Aim of the exercise
Among the entries below, find the lines with "source" and copy them.

Record extracts

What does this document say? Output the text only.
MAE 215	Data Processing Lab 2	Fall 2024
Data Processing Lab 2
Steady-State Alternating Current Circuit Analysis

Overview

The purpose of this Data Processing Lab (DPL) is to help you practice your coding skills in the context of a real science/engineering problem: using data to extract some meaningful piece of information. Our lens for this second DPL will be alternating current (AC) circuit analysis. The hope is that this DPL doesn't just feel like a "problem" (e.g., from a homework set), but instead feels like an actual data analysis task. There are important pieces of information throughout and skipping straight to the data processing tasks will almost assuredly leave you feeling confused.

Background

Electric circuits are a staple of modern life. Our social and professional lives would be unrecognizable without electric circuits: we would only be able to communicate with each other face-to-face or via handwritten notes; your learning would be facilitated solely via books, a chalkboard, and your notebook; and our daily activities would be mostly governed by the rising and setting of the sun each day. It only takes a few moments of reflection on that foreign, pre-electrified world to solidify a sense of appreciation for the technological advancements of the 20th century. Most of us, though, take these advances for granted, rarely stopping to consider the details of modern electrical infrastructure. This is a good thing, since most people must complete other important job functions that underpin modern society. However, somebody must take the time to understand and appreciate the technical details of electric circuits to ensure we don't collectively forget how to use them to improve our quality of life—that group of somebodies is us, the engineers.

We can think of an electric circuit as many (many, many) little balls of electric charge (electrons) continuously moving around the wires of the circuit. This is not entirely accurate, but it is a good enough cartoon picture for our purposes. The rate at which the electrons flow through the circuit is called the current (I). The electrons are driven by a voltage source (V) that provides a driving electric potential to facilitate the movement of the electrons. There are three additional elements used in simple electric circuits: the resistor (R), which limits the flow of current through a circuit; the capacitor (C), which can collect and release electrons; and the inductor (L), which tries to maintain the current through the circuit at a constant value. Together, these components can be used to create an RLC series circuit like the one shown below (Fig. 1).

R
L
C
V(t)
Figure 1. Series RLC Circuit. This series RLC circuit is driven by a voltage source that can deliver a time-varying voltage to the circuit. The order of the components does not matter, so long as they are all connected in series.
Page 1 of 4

Correct output
We can think of an electric circuit as many (many, many) little balls of electric charge (electrons) continuously moving around the wires of the circuit. This is not entirely accurate, but it is a good enough cartoon picture for our purposes. The rate at which the electrons flow through the circuit is called the current (I). The electrons are driven by a voltage source (V) that provides a driving electric potential to facilitate the movement of the electrons. There are three additional elements used in simple electric circuits: the resistor (R), which limits the flow of current through a circuit; the capacitor (C), which can collect and release electrons; and the inductor (L), which tries to maintain the current through the circuit at a constant value. Together, these components can be used to create an RLC series circuit like the one shown below (Fig. 1).
Figure 1. Series RLC Circuit. This series RLC circuit is driven by a voltage source that can deliver a time-varying voltage to the circuit. The order of the components does not matter, so long as they are all connected in series.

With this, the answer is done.